### Job:
Scan the following material for the string "JSON" and copy each line in which it appears.

────────────────

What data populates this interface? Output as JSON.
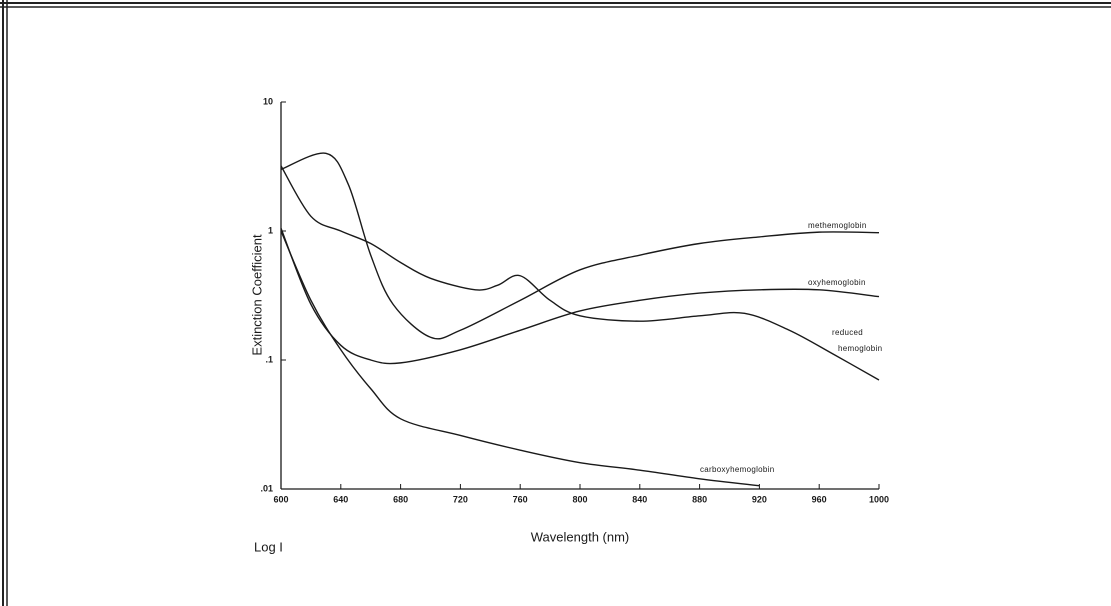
{
  "chart_data": {
    "type": "line",
    "x_label": "Wavelength (nm)",
    "y_label": "Extinction Coefficient",
    "annotation": "Log I",
    "log_y": true,
    "color": "#1a1a1a",
    "xlim": [
      600,
      1000
    ],
    "ylim": [
      0.01,
      10
    ],
    "xticks": [
      600,
      640,
      680,
      720,
      760,
      800,
      840,
      880,
      920,
      960,
      1000
    ],
    "yticks": [
      {
        "value": 0.01,
        "label": ".01"
      },
      {
        "value": 0.1,
        "label": ".1"
      },
      1,
      10
    ],
    "series": [
      {
        "name": "methemoglobin",
        "color": "#1a1a1a",
        "x": [
          600,
          630,
          645,
          660,
          675,
          700,
          720,
          760,
          800,
          840,
          880,
          920,
          960,
          1000
        ],
        "values": [
          3.0,
          4.0,
          2.3,
          0.65,
          0.27,
          0.15,
          0.17,
          0.29,
          0.5,
          0.65,
          0.8,
          0.9,
          0.98,
          0.97
        ]
      },
      {
        "name": "oxyhemoglobin",
        "color": "#1a1a1a",
        "x": [
          600,
          620,
          640,
          660,
          680,
          720,
          760,
          800,
          840,
          880,
          920,
          960,
          1000
        ],
        "values": [
          1.05,
          0.27,
          0.13,
          0.1,
          0.095,
          0.12,
          0.17,
          0.24,
          0.29,
          0.33,
          0.35,
          0.35,
          0.31
        ]
      },
      {
        "name": "reduced hemoglobin",
        "color": "#1a1a1a",
        "x": [
          600,
          620,
          640,
          660,
          680,
          700,
          730,
          745,
          760,
          780,
          800,
          840,
          880,
          910,
          940,
          970,
          1000
        ],
        "values": [
          3.2,
          1.3,
          1.0,
          0.8,
          0.57,
          0.43,
          0.35,
          0.38,
          0.45,
          0.29,
          0.22,
          0.2,
          0.22,
          0.23,
          0.17,
          0.11,
          0.07
        ]
      },
      {
        "name": "carboxyhemoglobin",
        "color": "#1a1a1a",
        "x": [
          600,
          620,
          640,
          660,
          680,
          720,
          760,
          800,
          840,
          880,
          920
        ],
        "values": [
          1.0,
          0.29,
          0.12,
          0.06,
          0.035,
          0.026,
          0.02,
          0.016,
          0.014,
          0.012,
          0.0106
        ]
      }
    ]
  }
}
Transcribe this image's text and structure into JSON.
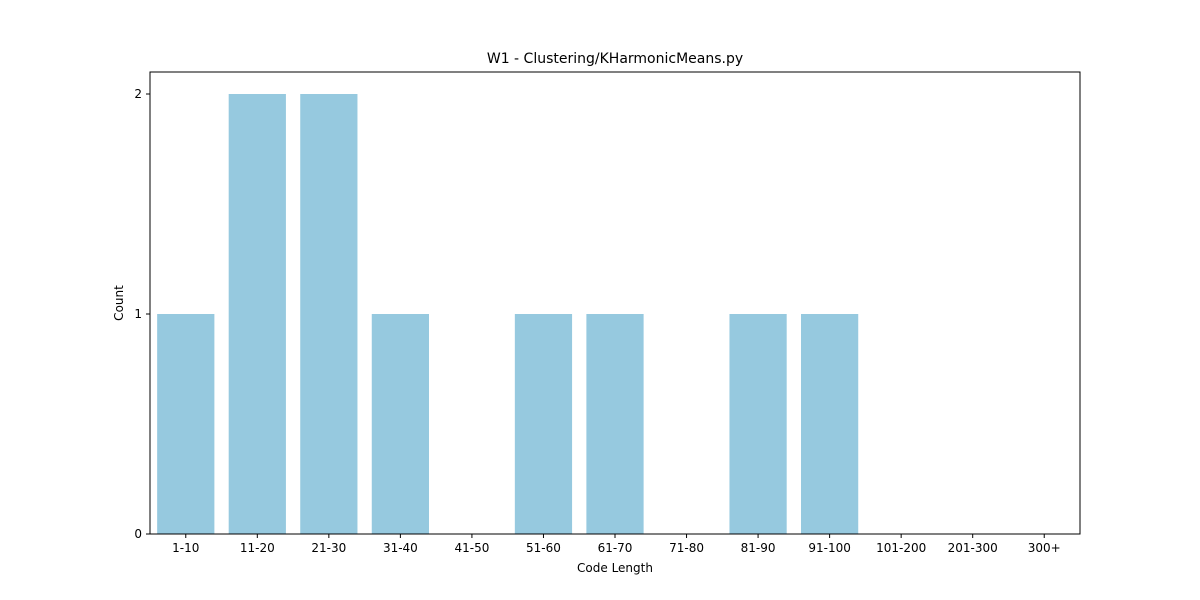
{
  "chart_data": {
    "type": "bar",
    "title": "W1 - Clustering/KHarmonicMeans.py",
    "xlabel": "Code Length",
    "ylabel": "Count",
    "categories": [
      "1-10",
      "11-20",
      "21-30",
      "31-40",
      "41-50",
      "51-60",
      "61-70",
      "71-80",
      "81-90",
      "91-100",
      "101-200",
      "201-300",
      "300+"
    ],
    "values": [
      1,
      2,
      2,
      1,
      0,
      1,
      1,
      0,
      1,
      1,
      0,
      0,
      0
    ],
    "ylim": [
      0,
      2.1
    ],
    "yticks": [
      0,
      1,
      2
    ],
    "bar_color": "#96c9df",
    "grid": false,
    "legend": "none"
  }
}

────────────────

### Answer to this task:
What data populates this interface? Output as JSON.
Transcribe this image's text and structure into JSON.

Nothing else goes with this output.